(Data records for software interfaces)
════

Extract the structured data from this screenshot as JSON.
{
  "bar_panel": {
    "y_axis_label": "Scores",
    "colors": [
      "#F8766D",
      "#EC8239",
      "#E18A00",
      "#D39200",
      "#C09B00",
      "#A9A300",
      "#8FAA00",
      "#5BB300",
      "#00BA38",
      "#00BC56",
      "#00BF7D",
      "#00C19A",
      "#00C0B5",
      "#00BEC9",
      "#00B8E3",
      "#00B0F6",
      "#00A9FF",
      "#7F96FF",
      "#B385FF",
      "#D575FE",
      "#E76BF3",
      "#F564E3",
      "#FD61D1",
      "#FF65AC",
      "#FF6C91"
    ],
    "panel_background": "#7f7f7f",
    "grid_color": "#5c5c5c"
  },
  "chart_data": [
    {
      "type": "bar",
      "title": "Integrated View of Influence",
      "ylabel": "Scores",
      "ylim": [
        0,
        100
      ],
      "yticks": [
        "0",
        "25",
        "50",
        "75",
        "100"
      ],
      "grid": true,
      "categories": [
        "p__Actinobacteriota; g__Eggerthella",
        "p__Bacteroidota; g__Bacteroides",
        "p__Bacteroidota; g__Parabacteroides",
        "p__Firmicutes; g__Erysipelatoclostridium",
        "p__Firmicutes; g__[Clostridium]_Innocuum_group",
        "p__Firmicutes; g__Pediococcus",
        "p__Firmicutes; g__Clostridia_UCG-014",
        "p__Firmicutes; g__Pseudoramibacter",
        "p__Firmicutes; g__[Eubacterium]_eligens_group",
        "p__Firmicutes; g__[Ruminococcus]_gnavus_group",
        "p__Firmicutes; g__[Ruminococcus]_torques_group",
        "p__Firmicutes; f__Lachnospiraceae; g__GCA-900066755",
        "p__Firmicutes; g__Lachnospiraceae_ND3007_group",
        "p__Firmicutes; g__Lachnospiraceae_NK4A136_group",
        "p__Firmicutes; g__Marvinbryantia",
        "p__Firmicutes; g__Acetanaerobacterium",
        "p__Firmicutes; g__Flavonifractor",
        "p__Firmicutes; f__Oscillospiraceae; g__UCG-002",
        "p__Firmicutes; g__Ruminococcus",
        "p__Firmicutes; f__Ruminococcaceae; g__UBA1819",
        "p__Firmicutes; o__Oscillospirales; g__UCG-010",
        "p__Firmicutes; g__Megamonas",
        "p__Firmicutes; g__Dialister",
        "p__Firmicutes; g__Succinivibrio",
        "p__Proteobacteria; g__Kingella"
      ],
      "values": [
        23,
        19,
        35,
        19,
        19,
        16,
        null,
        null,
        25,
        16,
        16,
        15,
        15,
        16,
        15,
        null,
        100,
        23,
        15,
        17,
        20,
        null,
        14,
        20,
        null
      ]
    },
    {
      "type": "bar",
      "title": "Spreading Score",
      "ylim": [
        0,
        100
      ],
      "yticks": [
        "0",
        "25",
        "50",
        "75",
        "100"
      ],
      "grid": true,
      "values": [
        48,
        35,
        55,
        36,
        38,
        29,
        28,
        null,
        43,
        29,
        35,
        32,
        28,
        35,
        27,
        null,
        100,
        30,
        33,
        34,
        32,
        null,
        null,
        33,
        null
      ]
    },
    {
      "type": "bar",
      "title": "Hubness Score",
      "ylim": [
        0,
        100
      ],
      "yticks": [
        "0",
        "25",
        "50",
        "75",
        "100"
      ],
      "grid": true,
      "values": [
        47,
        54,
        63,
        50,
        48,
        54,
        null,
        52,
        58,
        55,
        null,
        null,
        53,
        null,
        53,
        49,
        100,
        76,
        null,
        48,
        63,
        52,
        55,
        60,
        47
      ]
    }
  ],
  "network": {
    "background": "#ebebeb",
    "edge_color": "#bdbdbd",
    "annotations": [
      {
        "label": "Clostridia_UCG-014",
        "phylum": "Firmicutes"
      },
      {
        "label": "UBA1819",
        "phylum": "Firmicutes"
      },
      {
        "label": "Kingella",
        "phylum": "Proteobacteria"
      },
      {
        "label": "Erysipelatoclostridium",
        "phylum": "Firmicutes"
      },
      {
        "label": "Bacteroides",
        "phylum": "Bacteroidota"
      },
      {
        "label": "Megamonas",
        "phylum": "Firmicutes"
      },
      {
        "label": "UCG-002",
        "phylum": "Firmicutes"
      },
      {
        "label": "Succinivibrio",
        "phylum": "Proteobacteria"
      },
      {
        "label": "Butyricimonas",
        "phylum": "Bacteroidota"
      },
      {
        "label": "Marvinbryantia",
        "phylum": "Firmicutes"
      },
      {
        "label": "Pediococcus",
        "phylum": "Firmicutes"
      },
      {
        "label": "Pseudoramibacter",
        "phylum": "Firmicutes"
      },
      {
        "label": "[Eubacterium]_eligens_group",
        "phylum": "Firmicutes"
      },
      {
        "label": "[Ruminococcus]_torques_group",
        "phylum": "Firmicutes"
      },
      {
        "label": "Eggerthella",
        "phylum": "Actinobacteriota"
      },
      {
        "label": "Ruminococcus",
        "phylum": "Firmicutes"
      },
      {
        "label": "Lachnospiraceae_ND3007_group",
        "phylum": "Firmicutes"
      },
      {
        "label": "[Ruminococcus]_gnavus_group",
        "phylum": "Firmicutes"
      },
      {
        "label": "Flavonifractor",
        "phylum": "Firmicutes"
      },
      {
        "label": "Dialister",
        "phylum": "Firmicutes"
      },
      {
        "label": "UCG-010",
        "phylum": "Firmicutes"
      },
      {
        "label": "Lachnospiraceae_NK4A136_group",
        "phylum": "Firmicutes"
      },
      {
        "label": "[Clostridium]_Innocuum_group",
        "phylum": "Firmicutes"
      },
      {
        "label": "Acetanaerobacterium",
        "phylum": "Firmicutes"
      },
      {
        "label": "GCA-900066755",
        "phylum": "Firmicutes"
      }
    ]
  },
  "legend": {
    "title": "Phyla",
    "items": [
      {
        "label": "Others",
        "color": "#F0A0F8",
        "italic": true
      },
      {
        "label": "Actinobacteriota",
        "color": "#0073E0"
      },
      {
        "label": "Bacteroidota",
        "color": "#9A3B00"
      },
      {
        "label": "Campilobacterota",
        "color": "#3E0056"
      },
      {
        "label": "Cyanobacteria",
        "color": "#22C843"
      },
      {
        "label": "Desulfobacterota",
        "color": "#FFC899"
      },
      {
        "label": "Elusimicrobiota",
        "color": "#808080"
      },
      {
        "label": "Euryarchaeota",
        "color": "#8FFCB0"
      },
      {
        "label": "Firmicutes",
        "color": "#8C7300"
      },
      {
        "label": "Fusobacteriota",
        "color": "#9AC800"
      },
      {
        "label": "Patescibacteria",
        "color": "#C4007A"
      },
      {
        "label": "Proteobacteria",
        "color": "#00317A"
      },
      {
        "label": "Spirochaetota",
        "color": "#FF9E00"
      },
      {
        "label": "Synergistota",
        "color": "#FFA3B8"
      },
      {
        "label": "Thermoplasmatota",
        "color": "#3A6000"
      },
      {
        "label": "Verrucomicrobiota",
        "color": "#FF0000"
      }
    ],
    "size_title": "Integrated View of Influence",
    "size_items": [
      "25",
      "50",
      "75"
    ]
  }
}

════

Your response needs to restate the lines above exactly.

Extract the structured data from this screenshot as JSON.
{
  "bar_panel": {
    "y_axis_label": "Scores",
    "colors": [
      "#F8766D",
      "#EC8239",
      "#E18A00",
      "#D39200",
      "#C09B00",
      "#A9A300",
      "#8FAA00",
      "#5BB300",
      "#00BA38",
      "#00BC56",
      "#00BF7D",
      "#00C19A",
      "#00C0B5",
      "#00BEC9",
      "#00B8E3",
      "#00B0F6",
      "#00A9FF",
      "#7F96FF",
      "#B385FF",
      "#D575FE",
      "#E76BF3",
      "#F564E3",
      "#FD61D1",
      "#FF65AC",
      "#FF6C91"
    ],
    "panel_background": "#7f7f7f",
    "grid_color": "#5c5c5c"
  },
  "chart_data": [
    {
      "type": "bar",
      "title": "Integrated View of Influence",
      "ylabel": "Scores",
      "ylim": [
        0,
        100
      ],
      "yticks": [
        "0",
        "25",
        "50",
        "75",
        "100"
      ],
      "grid": true,
      "categories": [
        "p__Actinobacteriota; g__Eggerthella",
        "p__Bacteroidota; g__Bacteroides",
        "p__Bacteroidota; g__Parabacteroides",
        "p__Firmicutes; g__Erysipelatoclostridium",
        "p__Firmicutes; g__[Clostridium]_Innocuum_group",
        "p__Firmicutes; g__Pediococcus",
        "p__Firmicutes; g__Clostridia_UCG-014",
        "p__Firmicutes; g__Pseudoramibacter",
        "p__Firmicutes; g__[Eubacterium]_eligens_group",
        "p__Firmicutes; g__[Ruminococcus]_gnavus_group",
        "p__Firmicutes; g__[Ruminococcus]_torques_group",
        "p__Firmicutes; f__Lachnospiraceae; g__GCA-900066755",
        "p__Firmicutes; g__Lachnospiraceae_ND3007_group",
        "p__Firmicutes; g__Lachnospiraceae_NK4A136_group",
        "p__Firmicutes; g__Marvinbryantia",
        "p__Firmicutes; g__Acetanaerobacterium",
        "p__Firmicutes; g__Flavonifractor",
        "p__Firmicutes; f__Oscillospiraceae; g__UCG-002",
        "p__Firmicutes; g__Ruminococcus",
        "p__Firmicutes; f__Ruminococcaceae; g__UBA1819",
        "p__Firmicutes; o__Oscillospirales; g__UCG-010",
        "p__Firmicutes; g__Megamonas",
        "p__Firmicutes; g__Dialister",
        "p__Firmicutes; g__Succinivibrio",
        "p__Proteobacteria; g__Kingella"
      ],
      "values": [
        23,
        19,
        35,
        19,
        19,
        16,
        null,
        null,
        25,
        16,
        16,
        15,
        15,
        16,
        15,
        null,
        100,
        23,
        15,
        17,
        20,
        null,
        14,
        20,
        null
      ]
    },
    {
      "type": "bar",
      "title": "Spreading Score",
      "ylim": [
        0,
        100
      ],
      "yticks": [
        "0",
        "25",
        "50",
        "75",
        "100"
      ],
      "grid": true,
      "values": [
        48,
        35,
        55,
        36,
        38,
        29,
        28,
        null,
        43,
        29,
        35,
        32,
        28,
        35,
        27,
        null,
        100,
        30,
        33,
        34,
        32,
        null,
        null,
        33,
        null
      ]
    },
    {
      "type": "bar",
      "title": "Hubness Score",
      "ylim": [
        0,
        100
      ],
      "yticks": [
        "0",
        "25",
        "50",
        "75",
        "100"
      ],
      "grid": true,
      "values": [
        47,
        54,
        63,
        50,
        48,
        54,
        null,
        52,
        58,
        55,
        null,
        null,
        53,
        null,
        53,
        49,
        100,
        76,
        null,
        48,
        63,
        52,
        55,
        60,
        47
      ]
    }
  ],
  "network": {
    "background": "#ebebeb",
    "edge_color": "#bdbdbd",
    "annotations": [
      {
        "label": "Clostridia_UCG-014",
        "phylum": "Firmicutes"
      },
      {
        "label": "UBA1819",
        "phylum": "Firmicutes"
      },
      {
        "label": "Kingella",
        "phylum": "Proteobacteria"
      },
      {
        "label": "Erysipelatoclostridium",
        "phylum": "Firmicutes"
      },
      {
        "label": "Bacteroides",
        "phylum": "Bacteroidota"
      },
      {
        "label": "Megamonas",
        "phylum": "Firmicutes"
      },
      {
        "label": "UCG-002",
        "phylum": "Firmicutes"
      },
      {
        "label": "Succinivibrio",
        "phylum": "Proteobacteria"
      },
      {
        "label": "Butyricimonas",
        "phylum": "Bacteroidota"
      },
      {
        "label": "Marvinbryantia",
        "phylum": "Firmicutes"
      },
      {
        "label": "Pediococcus",
        "phylum": "Firmicutes"
      },
      {
        "label": "Pseudoramibacter",
        "phylum": "Firmicutes"
      },
      {
        "label": "[Eubacterium]_eligens_group",
        "phylum": "Firmicutes"
      },
      {
        "label": "[Ruminococcus]_torques_group",
        "phylum": "Firmicutes"
      },
      {
        "label": "Eggerthella",
        "phylum": "Actinobacteriota"
      },
      {
        "label": "Ruminococcus",
        "phylum": "Firmicutes"
      },
      {
        "label": "Lachnospiraceae_ND3007_group",
        "phylum": "Firmicutes"
      },
      {
        "label": "[Ruminococcus]_gnavus_group",
        "phylum": "Firmicutes"
      },
      {
        "label": "Flavonifractor",
        "phylum": "Firmicutes"
      },
      {
        "label": "Dialister",
        "phylum": "Firmicutes"
      },
      {
        "label": "UCG-010",
        "phylum": "Firmicutes"
      },
      {
        "label": "Lachnospiraceae_NK4A136_group",
        "phylum": "Firmicutes"
      },
      {
        "label": "[Clostridium]_Innocuum_group",
        "phylum": "Firmicutes"
      },
      {
        "label": "Acetanaerobacterium",
        "phylum": "Firmicutes"
      },
      {
        "label": "GCA-900066755",
        "phylum": "Firmicutes"
      }
    ]
  },
  "legend": {
    "title": "Phyla",
    "items": [
      {
        "label": "Others",
        "color": "#F0A0F8",
        "italic": true
      },
      {
        "label": "Actinobacteriota",
        "color": "#0073E0"
      },
      {
        "label": "Bacteroidota",
        "color": "#9A3B00"
      },
      {
        "label": "Campilobacterota",
        "color": "#3E0056"
      },
      {
        "label": "Cyanobacteria",
        "color": "#22C843"
      },
      {
        "label": "Desulfobacterota",
        "color": "#FFC899"
      },
      {
        "label": "Elusimicrobiota",
        "color": "#808080"
      },
      {
        "label": "Euryarchaeota",
        "color": "#8FFCB0"
      },
      {
        "label": "Firmicutes",
        "color": "#8C7300"
      },
      {
        "label": "Fusobacteriota",
        "color": "#9AC800"
      },
      {
        "label": "Patescibacteria",
        "color": "#C4007A"
      },
      {
        "label": "Proteobacteria",
        "color": "#00317A"
      },
      {
        "label": "Spirochaetota",
        "color": "#FF9E00"
      },
      {
        "label": "Synergistota",
        "color": "#FFA3B8"
      },
      {
        "label": "Thermoplasmatota",
        "color": "#3A6000"
      },
      {
        "label": "Verrucomicrobiota",
        "color": "#FF0000"
      }
    ],
    "size_title": "Integrated View of Influence",
    "size_items": [
      "25",
      "50",
      "75"
    ]
  }
}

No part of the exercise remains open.